[Begin Supplied passage]

Please tell me something new. Isn’t self-flagellation our national past time? No one can surpass Ethiopians in that field. We leave our homeland empty handed, we settle in strange places, we build a life, we raise a family and we still bad mouth each other. Do you notice that we live together in humongous apartment complexes, eat Tibs and Kitfo in our own restaurants, buy insurance from our cousins but without pause, we talk about the uselessness of Abeshas. Why stop there while you are at it why not blame the University massacre, the war with Eritrea, the genocide in Hawasa, Ogaden and Gambella the over 40% unemployment, the debacle of Gibe Dam and other mal maestros misdeeds on the opposition. Hey why not include the lack of rain in the mix. That should show everybody the only smart choice is the gang from Adwa.

[End Supplied passage]

#### [What is required]
Copy out the whole passage above on Ethiopian self-criticism word for word.

[Begin Supplied entries]

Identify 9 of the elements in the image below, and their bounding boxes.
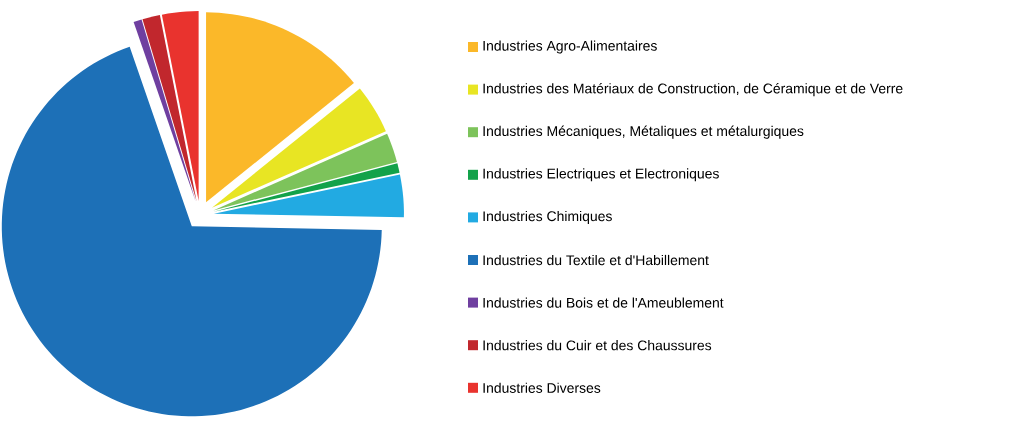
legend-label: Industries Agro-Alimentaires: [483, 40, 657, 54]
legend-label: Industries Electriques et Electroniques: [483, 168, 719, 182]
legend-label: Industries Diverses: [483, 382, 601, 393]
legend-label: Industries du Textile et d'Habillement: [483, 254, 709, 266]
legend-label: Industries Chimiques: [483, 210, 612, 224]
legend-label: Industries Mécaniques, Métaliques et métalurgiques: [483, 125, 804, 139]
legend-label: Industries du Cuir et des Chaussures: [483, 340, 712, 351]
legend-label: Industries du Bois et de l'Ameublement: [483, 297, 724, 308]
legend-label: Industries des Matériaux de Construction, de Céramique et de Verre: [483, 83, 903, 97]
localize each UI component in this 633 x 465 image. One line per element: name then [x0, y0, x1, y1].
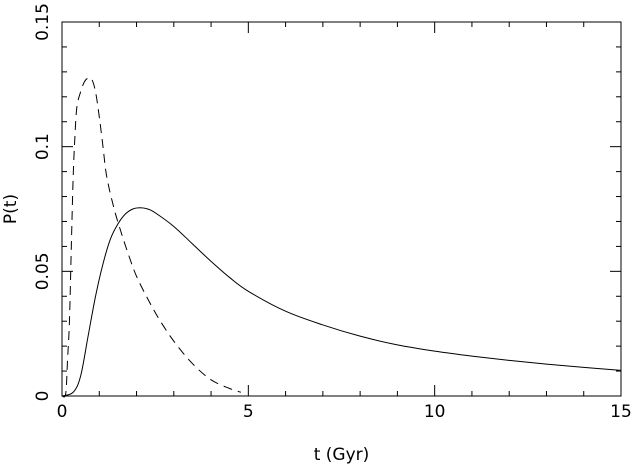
y-axis-label: P(t)	[1, 194, 21, 224]
plot-frame	[61, 21, 622, 397]
x-tick-label: 10	[424, 402, 446, 422]
x-tick-label: 15	[610, 402, 632, 422]
y-tick-label: 0	[33, 391, 53, 402]
series-layer	[61, 77, 622, 398]
x-tick-label: 5	[243, 402, 254, 422]
y-tick-label: 0.05	[33, 252, 53, 290]
y-tick-label: 0.15	[33, 3, 53, 41]
x-tick-label: 0	[57, 402, 68, 422]
axis-ticks	[61, 21, 622, 397]
y-tick-labels: 0 0.05 0.1 0.15	[33, 3, 53, 401]
x-tick-labels: 0 5 10 15	[57, 402, 632, 422]
solid-series-line	[61, 207, 622, 397]
dashed-series-line	[61, 77, 242, 398]
y-tick-label: 0.1	[33, 133, 53, 160]
x-axis-label: t (Gyr)	[314, 445, 370, 465]
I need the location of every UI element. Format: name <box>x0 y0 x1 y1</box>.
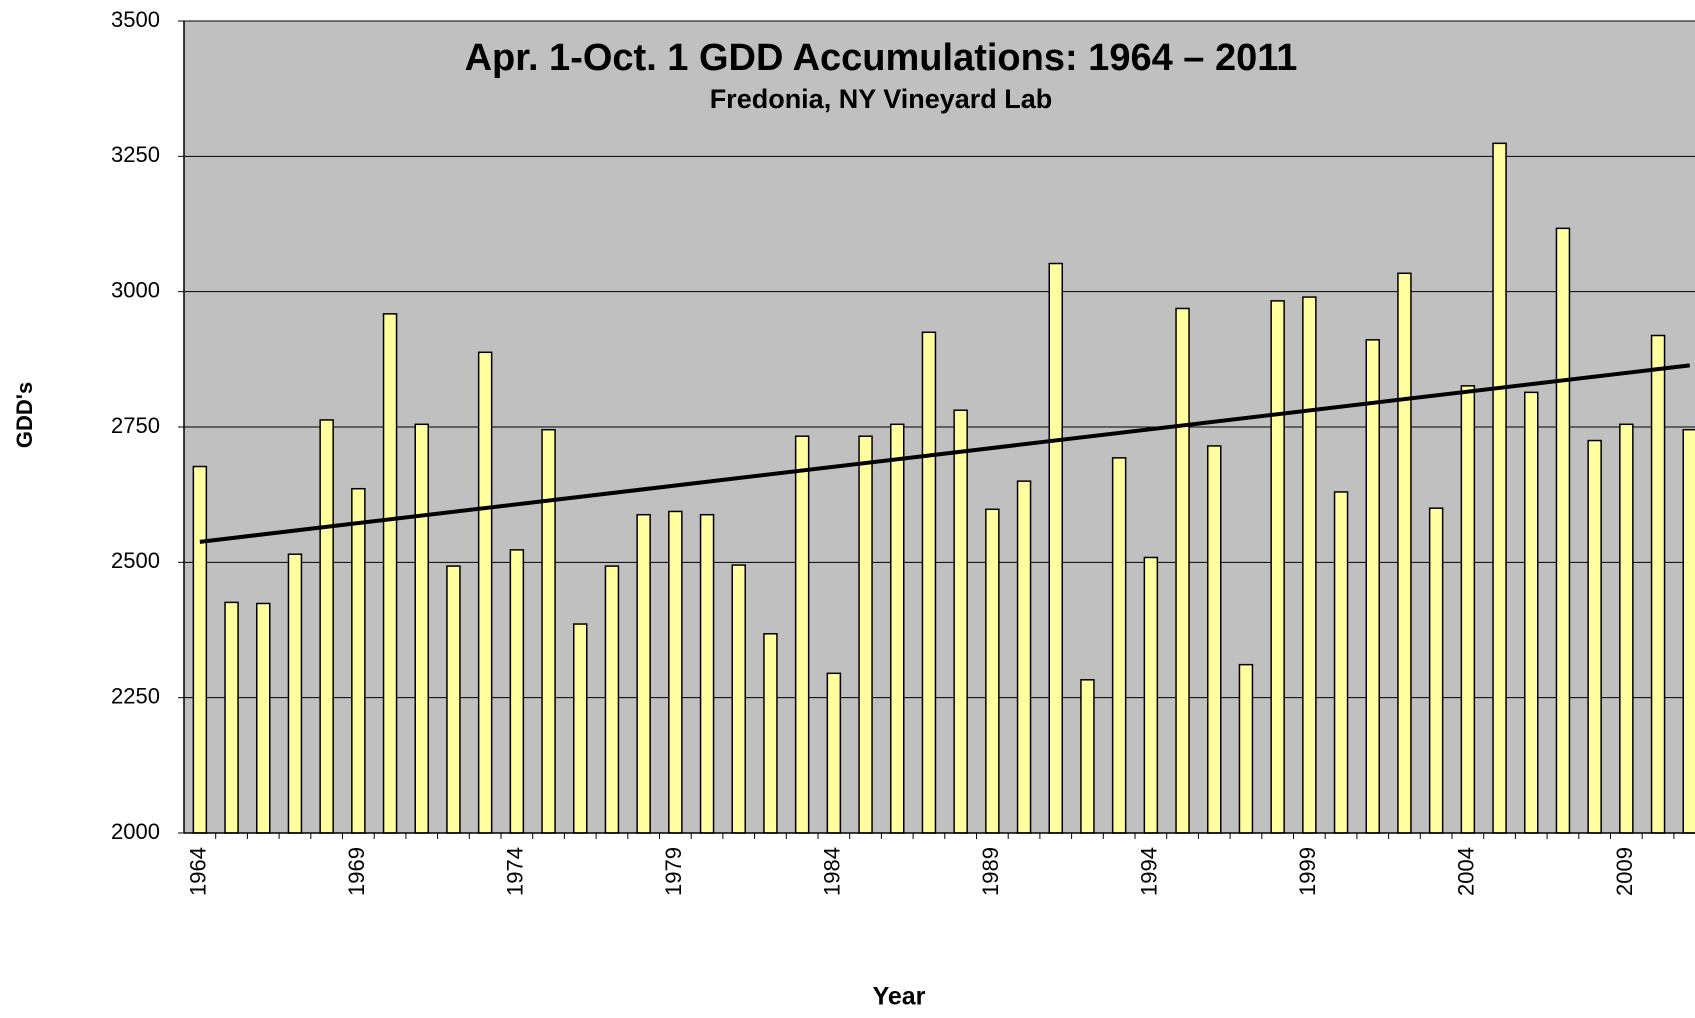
bar <box>1460 385 1476 834</box>
bar <box>1207 445 1222 834</box>
bar <box>1619 423 1634 834</box>
bar <box>192 465 208 834</box>
bar <box>699 513 715 834</box>
bar <box>1524 391 1539 834</box>
bar <box>1016 480 1032 834</box>
bar <box>1492 142 1507 834</box>
bar <box>319 419 334 834</box>
bar <box>1238 663 1254 834</box>
x-tick-label: 1984 <box>820 847 845 896</box>
x-tick-label: 1974 <box>503 847 528 896</box>
bar <box>477 351 493 834</box>
bar <box>1682 428 1695 834</box>
bar <box>509 549 525 834</box>
bar <box>953 409 968 834</box>
x-tick-label: 1964 <box>186 847 211 896</box>
bar <box>1302 296 1317 834</box>
bar <box>1270 300 1285 834</box>
bar <box>224 601 239 834</box>
y-tick-label: 2750 <box>111 413 160 438</box>
bar <box>1365 339 1380 834</box>
bar <box>794 435 810 834</box>
x-tick-label: 2009 <box>1612 847 1637 896</box>
y-tick-label: 2250 <box>111 683 160 708</box>
bar <box>763 633 778 834</box>
bar <box>1111 457 1127 834</box>
bar <box>1048 262 1063 834</box>
chart-subtitle: Fredonia, NY Vineyard Lab <box>710 84 1053 114</box>
bar <box>731 564 746 834</box>
y-tick-label: 3000 <box>111 277 160 302</box>
x-axis-label: Year <box>873 983 926 1011</box>
chart-title: Apr. 1-Oct. 1 GDD Accumulations: 1964 – … <box>465 37 1298 79</box>
x-tick-label: 1979 <box>661 847 686 896</box>
bar <box>1175 307 1190 834</box>
bar <box>287 553 303 834</box>
bar <box>382 313 398 834</box>
bar <box>1428 507 1444 834</box>
y-tick-label: 2000 <box>111 819 160 844</box>
y-axis-label: GDD's <box>12 382 37 448</box>
y-tick-label: 3500 <box>111 7 160 32</box>
bar <box>541 428 556 834</box>
x-tick-label: 2004 <box>1454 847 1479 896</box>
bar <box>1650 334 1666 834</box>
bar <box>446 565 461 834</box>
bar <box>636 513 651 834</box>
bar <box>414 423 429 834</box>
x-tick-label: 1969 <box>344 847 369 896</box>
bar <box>256 602 271 834</box>
bar <box>351 487 366 834</box>
bar <box>985 508 1000 834</box>
trend-line <box>199 363 1690 544</box>
bar <box>1143 556 1159 834</box>
bar <box>890 423 905 834</box>
bar <box>826 672 842 834</box>
x-tick-label: 1989 <box>978 847 1003 896</box>
x-tick-label: 1994 <box>1137 847 1162 896</box>
bar <box>1587 439 1602 834</box>
bar <box>1555 227 1571 834</box>
bar <box>858 435 873 834</box>
bar <box>573 623 588 834</box>
y-tick-label: 2500 <box>111 548 160 573</box>
x-tick-label: 1999 <box>1295 847 1320 896</box>
bar <box>604 565 620 834</box>
bar <box>1397 272 1412 834</box>
bar <box>1080 679 1095 834</box>
bar <box>668 510 683 834</box>
y-tick-label: 3250 <box>111 142 160 167</box>
bar <box>1333 491 1349 834</box>
bar <box>921 331 937 834</box>
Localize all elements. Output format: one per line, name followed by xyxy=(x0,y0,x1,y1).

[End Supplied entries]

#### [Output of the task]
Please tell me something new. Isn’t self-flagellation our national past time? No one can surpass Ethiopians in that field. We leave our homeland empty handed, we settle in strange places, we build a life, we raise a family and we still bad mouth each other. Do you notice that we live together in humongous apartment complexes, eat Tibs and Kitfo in our own restaurants, buy insurance from our cousins but without pause, we talk about the uselessness of Abeshas. Why stop there while you are at it why not blame the University massacre, the war with Eritrea, the genocide in Hawasa, Ogaden and Gambella the over 40% unemployment, the debacle of Gibe Dam and other mal maestros misdeeds on the opposition. Hey why not include the lack of rain in the mix. That should show everybody the only smart choice is the gang from Adwa.